THE PROBLEM:
Copy out every line that contains the word "password".

#### DATA ENTRIES

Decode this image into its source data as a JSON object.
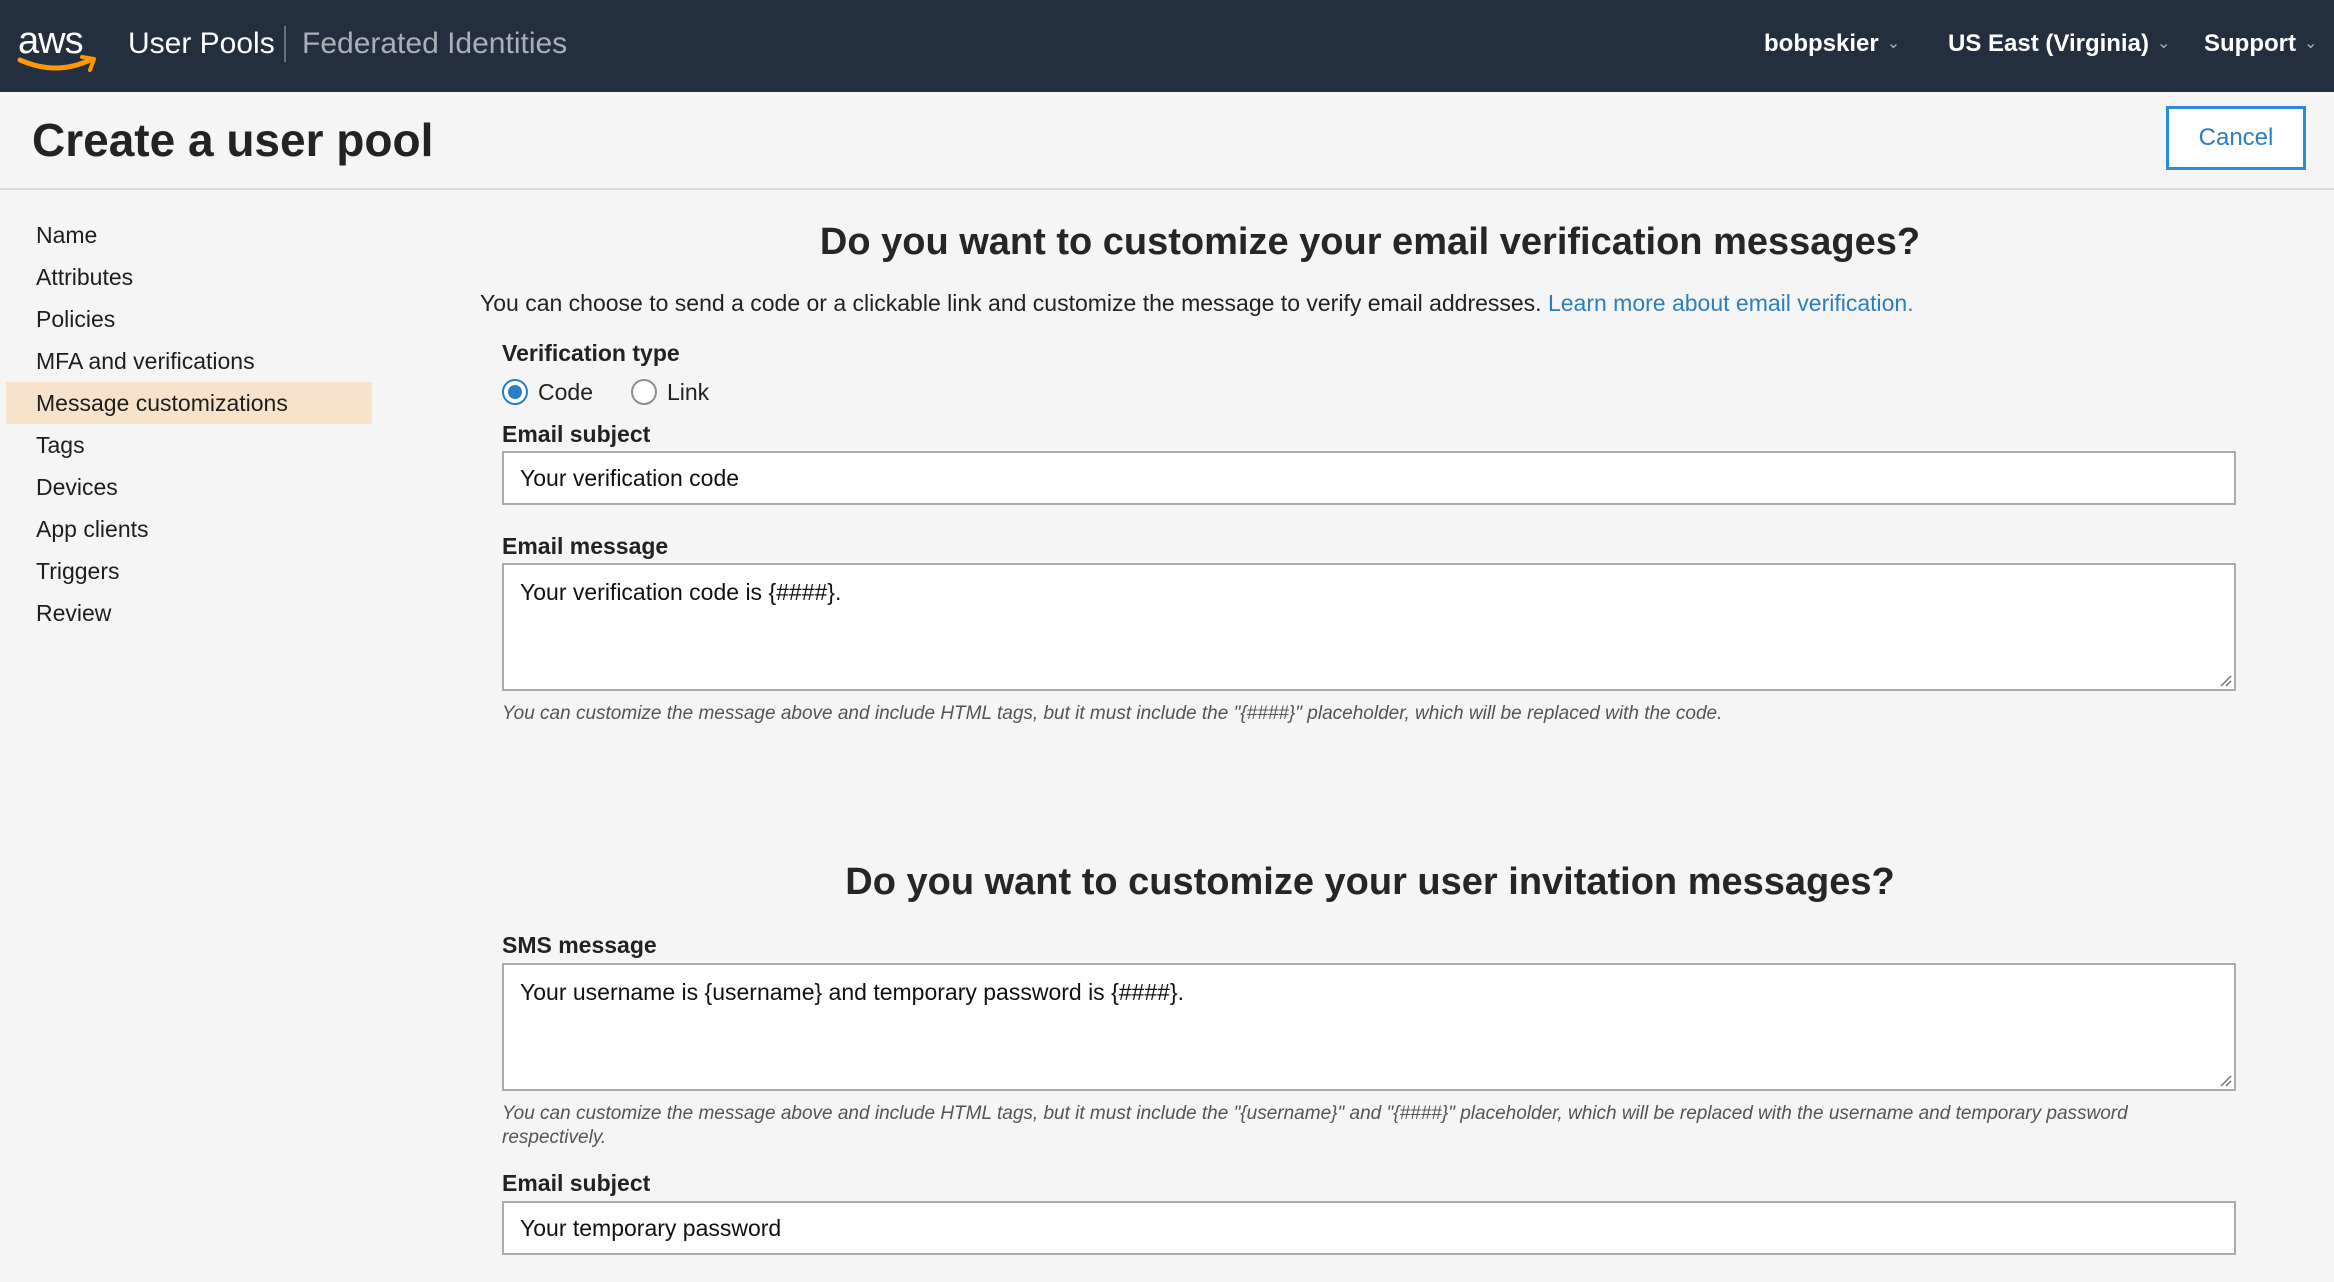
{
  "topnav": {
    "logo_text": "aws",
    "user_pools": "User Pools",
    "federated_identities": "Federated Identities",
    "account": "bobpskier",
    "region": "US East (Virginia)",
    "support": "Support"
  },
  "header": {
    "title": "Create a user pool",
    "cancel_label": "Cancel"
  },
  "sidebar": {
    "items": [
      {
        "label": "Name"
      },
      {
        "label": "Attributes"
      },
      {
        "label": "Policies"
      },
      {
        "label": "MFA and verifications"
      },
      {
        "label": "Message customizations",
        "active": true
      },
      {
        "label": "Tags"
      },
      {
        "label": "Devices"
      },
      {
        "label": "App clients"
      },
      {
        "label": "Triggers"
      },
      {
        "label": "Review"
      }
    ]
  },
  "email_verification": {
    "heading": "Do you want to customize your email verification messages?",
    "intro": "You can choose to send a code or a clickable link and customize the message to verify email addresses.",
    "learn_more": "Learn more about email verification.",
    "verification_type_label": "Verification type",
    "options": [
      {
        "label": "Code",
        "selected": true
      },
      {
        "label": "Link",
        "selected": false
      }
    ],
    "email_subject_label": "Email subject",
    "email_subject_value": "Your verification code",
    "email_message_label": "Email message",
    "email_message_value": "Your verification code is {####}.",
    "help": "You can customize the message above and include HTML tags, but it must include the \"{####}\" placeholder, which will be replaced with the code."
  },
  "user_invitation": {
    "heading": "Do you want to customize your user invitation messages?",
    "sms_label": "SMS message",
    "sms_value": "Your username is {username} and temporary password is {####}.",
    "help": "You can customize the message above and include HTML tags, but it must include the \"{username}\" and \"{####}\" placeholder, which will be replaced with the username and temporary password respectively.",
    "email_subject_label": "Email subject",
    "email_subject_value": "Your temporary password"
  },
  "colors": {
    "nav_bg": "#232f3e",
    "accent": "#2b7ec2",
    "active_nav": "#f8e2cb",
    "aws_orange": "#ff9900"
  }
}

########
#### DATA ENTRIES

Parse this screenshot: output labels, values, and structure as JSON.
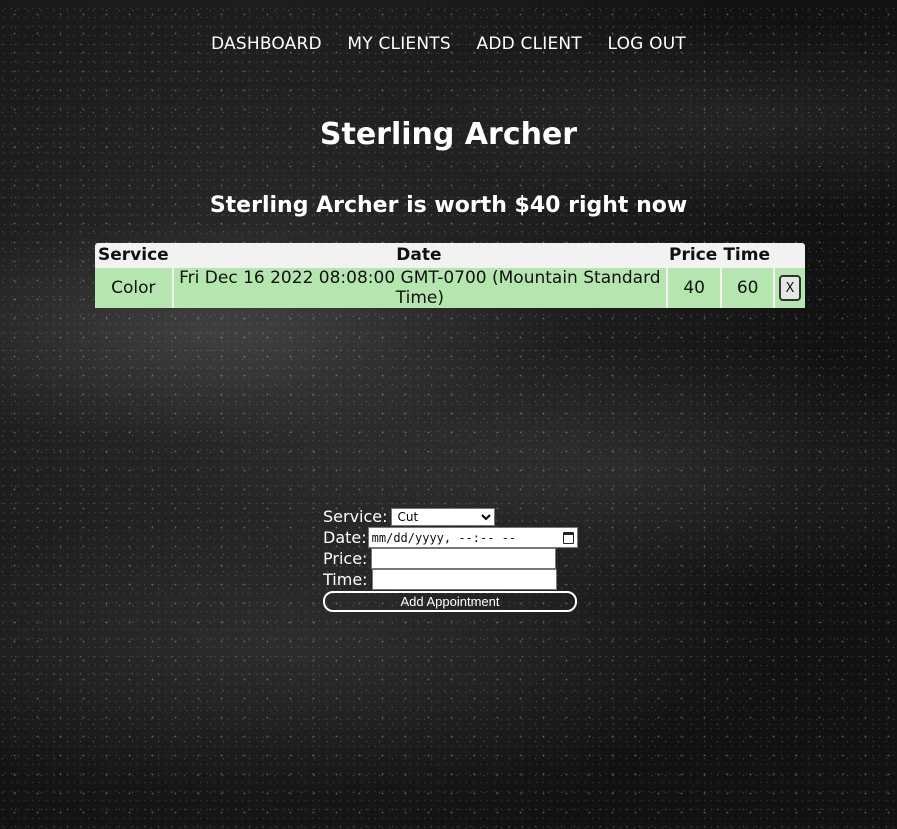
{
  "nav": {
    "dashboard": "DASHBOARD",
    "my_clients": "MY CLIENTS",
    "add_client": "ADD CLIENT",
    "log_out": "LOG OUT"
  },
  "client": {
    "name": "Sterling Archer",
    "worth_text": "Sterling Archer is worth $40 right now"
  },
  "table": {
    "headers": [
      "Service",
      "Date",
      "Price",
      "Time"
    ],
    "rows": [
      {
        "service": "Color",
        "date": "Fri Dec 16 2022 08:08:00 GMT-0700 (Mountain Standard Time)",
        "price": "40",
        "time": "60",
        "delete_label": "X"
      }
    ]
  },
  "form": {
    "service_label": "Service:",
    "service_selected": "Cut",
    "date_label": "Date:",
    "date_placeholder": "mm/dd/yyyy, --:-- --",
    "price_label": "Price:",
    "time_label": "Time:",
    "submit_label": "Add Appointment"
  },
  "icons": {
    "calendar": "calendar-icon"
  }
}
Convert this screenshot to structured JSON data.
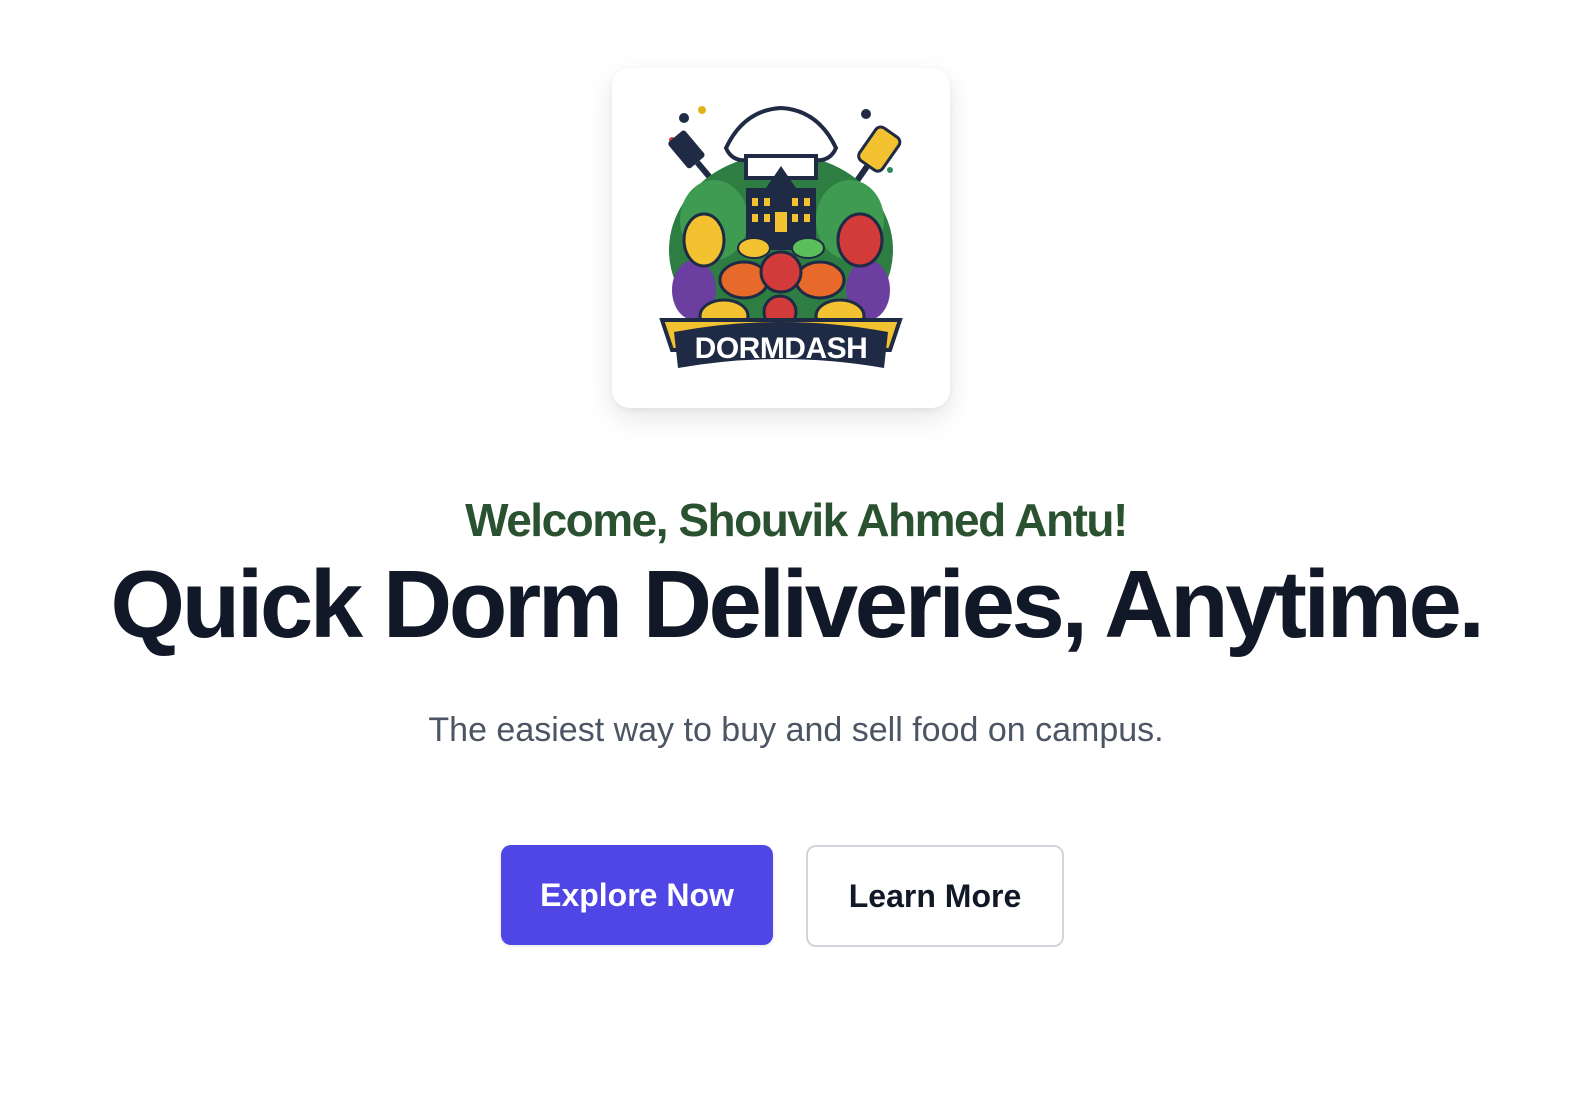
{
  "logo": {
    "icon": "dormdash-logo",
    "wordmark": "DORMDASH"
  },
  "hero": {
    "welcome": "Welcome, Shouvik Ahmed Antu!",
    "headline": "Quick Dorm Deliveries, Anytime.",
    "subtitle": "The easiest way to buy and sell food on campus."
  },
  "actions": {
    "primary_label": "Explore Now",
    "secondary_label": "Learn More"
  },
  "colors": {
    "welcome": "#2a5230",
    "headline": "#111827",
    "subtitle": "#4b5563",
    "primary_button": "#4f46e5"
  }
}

########

FINISHED EXERCISE:
    "sms_value": "Your username is {username} and temporary password is {####}.",
    "help": "You can customize the message above and include HTML tags, but it must include the \"{username}\" and \"{####}\" placeholder, which will be replaced with the username and temporary password respectively.",
    "email_subject_value": "Your temporary password"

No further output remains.